Return the material exactly as supplied, apart from the pictures, which are omitted.

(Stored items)
==========
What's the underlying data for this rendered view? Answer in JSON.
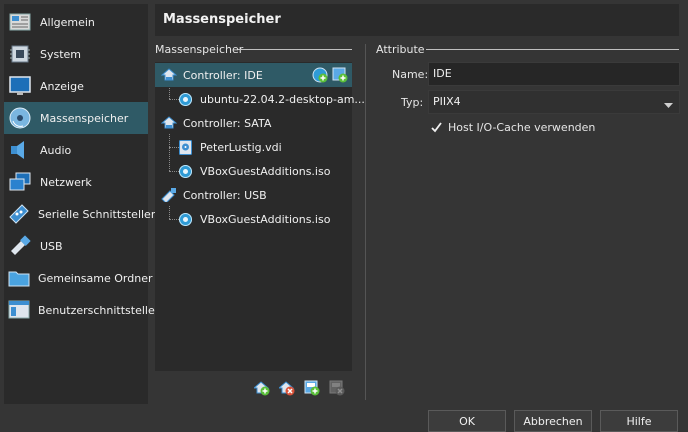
{
  "sidebar": {
    "items": [
      {
        "label": "Allgemein",
        "icon": "general-icon"
      },
      {
        "label": "System",
        "icon": "chip-icon"
      },
      {
        "label": "Anzeige",
        "icon": "monitor-icon"
      },
      {
        "label": "Massenspeicher",
        "icon": "storage-disk-icon",
        "selected": true
      },
      {
        "label": "Audio",
        "icon": "speaker-icon"
      },
      {
        "label": "Netzwerk",
        "icon": "network-icon"
      },
      {
        "label": "Serielle Schnittstellen",
        "icon": "serial-port-icon"
      },
      {
        "label": "USB",
        "icon": "usb-icon"
      },
      {
        "label": "Gemeinsame Ordner",
        "icon": "folder-icon"
      },
      {
        "label": "Benutzerschnittstelle",
        "icon": "window-layout-icon"
      }
    ]
  },
  "header": {
    "title": "Massenspeicher"
  },
  "storage_group": {
    "title": "Massenspeicher"
  },
  "tree": {
    "controllers": [
      {
        "label": "Controller: IDE",
        "selected": true,
        "children": [
          {
            "label": "ubuntu-22.04.2-desktop-am...",
            "kind": "optical"
          }
        ]
      },
      {
        "label": "Controller: SATA",
        "children": [
          {
            "label": "PeterLustig.vdi",
            "kind": "hdd"
          },
          {
            "label": "VBoxGuestAdditions.iso",
            "kind": "optical"
          }
        ]
      },
      {
        "label": "Controller: USB",
        "children": [
          {
            "label": "VBoxGuestAdditions.iso",
            "kind": "optical"
          }
        ]
      }
    ]
  },
  "attributes": {
    "title": "Attribute",
    "name_label": "Name:",
    "name_value": "IDE",
    "type_label": "Typ:",
    "type_value": "PIIX4",
    "cache_label": "Host I/O-Cache verwenden",
    "cache_checked": true
  },
  "buttons": {
    "ok": "OK",
    "cancel": "Abbrechen",
    "help": "Hilfe"
  },
  "colors": {
    "selection": "#2f5a66",
    "panel": "#2a2a2a",
    "background": "#353535",
    "accent_green": "#5bbf3a"
  }
}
==========
(Reply)
What's the underlying data for this rendered view? Answer in JSON.
{
  "sidebar": {
    "items": [
      {
        "label": "Allgemein",
        "icon": "general-icon"
      },
      {
        "label": "System",
        "icon": "chip-icon"
      },
      {
        "label": "Anzeige",
        "icon": "monitor-icon"
      },
      {
        "label": "Massenspeicher",
        "icon": "storage-disk-icon",
        "selected": true
      },
      {
        "label": "Audio",
        "icon": "speaker-icon"
      },
      {
        "label": "Netzwerk",
        "icon": "network-icon"
      },
      {
        "label": "Serielle Schnittstellen",
        "icon": "serial-port-icon"
      },
      {
        "label": "USB",
        "icon": "usb-icon"
      },
      {
        "label": "Gemeinsame Ordner",
        "icon": "folder-icon"
      },
      {
        "label": "Benutzerschnittstelle",
        "icon": "window-layout-icon"
      }
    ]
  },
  "header": {
    "title": "Massenspeicher"
  },
  "storage_group": {
    "title": "Massenspeicher"
  },
  "tree": {
    "controllers": [
      {
        "label": "Controller: IDE",
        "selected": true,
        "children": [
          {
            "label": "ubuntu-22.04.2-desktop-am...",
            "kind": "optical"
          }
        ]
      },
      {
        "label": "Controller: SATA",
        "children": [
          {
            "label": "PeterLustig.vdi",
            "kind": "hdd"
          },
          {
            "label": "VBoxGuestAdditions.iso",
            "kind": "optical"
          }
        ]
      },
      {
        "label": "Controller: USB",
        "children": [
          {
            "label": "VBoxGuestAdditions.iso",
            "kind": "optical"
          }
        ]
      }
    ]
  },
  "attributes": {
    "title": "Attribute",
    "name_label": "Name:",
    "name_value": "IDE",
    "type_label": "Typ:",
    "type_value": "PIIX4",
    "cache_label": "Host I/O-Cache verwenden",
    "cache_checked": true
  },
  "buttons": {
    "ok": "OK",
    "cancel": "Abbrechen",
    "help": "Hilfe"
  },
  "colors": {
    "selection": "#2f5a66",
    "panel": "#2a2a2a",
    "background": "#353535",
    "accent_green": "#5bbf3a"
  }
}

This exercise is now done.